_Direction_.
Output the full listing word for word.

Saved entries:
Start

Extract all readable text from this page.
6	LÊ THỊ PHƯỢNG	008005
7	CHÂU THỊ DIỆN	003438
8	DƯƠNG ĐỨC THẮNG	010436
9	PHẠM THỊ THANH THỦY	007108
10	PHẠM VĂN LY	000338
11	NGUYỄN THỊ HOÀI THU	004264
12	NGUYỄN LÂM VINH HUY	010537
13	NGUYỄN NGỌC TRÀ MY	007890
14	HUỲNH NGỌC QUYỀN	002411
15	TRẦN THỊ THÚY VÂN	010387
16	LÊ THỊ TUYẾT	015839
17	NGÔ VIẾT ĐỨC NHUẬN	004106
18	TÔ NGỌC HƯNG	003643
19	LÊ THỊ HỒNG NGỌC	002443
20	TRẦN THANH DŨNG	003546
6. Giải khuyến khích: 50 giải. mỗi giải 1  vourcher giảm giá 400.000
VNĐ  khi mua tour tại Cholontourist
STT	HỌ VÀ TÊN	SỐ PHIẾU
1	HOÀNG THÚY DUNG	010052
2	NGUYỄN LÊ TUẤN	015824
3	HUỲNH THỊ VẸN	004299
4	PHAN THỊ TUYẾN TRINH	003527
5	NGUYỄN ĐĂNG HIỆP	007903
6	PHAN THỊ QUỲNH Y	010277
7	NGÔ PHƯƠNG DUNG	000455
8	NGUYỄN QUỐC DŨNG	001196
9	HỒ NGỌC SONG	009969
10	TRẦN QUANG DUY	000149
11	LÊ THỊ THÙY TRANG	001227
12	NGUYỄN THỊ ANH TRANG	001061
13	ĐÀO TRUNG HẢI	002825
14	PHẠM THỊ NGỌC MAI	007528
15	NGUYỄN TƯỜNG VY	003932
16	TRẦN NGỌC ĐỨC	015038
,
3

End

_Solved problem_.
Extract all readable text from this page.
6	LÊ THỊ PHƯỢNG	008005
7	CHÂU THỊ DIỆN	003438
8	DƯƠNG ĐỨC THẮNG	010436
9	PHẠM THỊ THANH THỦY	007108
10	PHẠM VĂN LY	000338
11	NGUYỄN THỊ HOÀI THU	004264
12	NGUYỄN LÂM VINH HUY	010537
13	NGUYỄN NGỌC TRÀ MY	007890
14	HUỲNH NGỌC QUYỀN	002411
15	TRẦN THỊ THÚY VÂN	010387
16	LÊ THỊ TUYẾT	015839
17	NGÔ VIẾT ĐỨC NHUẬN	004106
18	TÔ NGỌC HƯNG	003643
19	LÊ THỊ HỒNG NGỌC	002443
20	TRẦN THANH DŨNG	003546
6. Giải khuyến khích: 50 giải. mỗi giải 1  vourcher giảm giá 400.000
VNĐ  khi mua tour tại Cholontourist
STT	HỌ VÀ TÊN	SỐ PHIẾU
1	HOÀNG THÚY DUNG	010052
2	NGUYỄN LÊ TUẤN	015824
3	HUỲNH THỊ VẸN	004299
4	PHAN THỊ TUYẾN TRINH	003527
5	NGUYỄN ĐĂNG HIỆP	007903
6	PHAN THỊ QUỲNH Y	010277
7	NGÔ PHƯƠNG DUNG	000455
8	NGUYỄN QUỐC DŨNG	001196
9	HỒ NGỌC SONG	009969
10	TRẦN QUANG DUY	000149
11	LÊ THỊ THÙY TRANG	001227
12	NGUYỄN THỊ ANH TRANG	001061
13	ĐÀO TRUNG HẢI	002825
14	PHẠM THỊ NGỌC MAI	007528
15	NGUYỄN TƯỜNG VY	003932
16	TRẦN NGỌC ĐỨC	015038
,
3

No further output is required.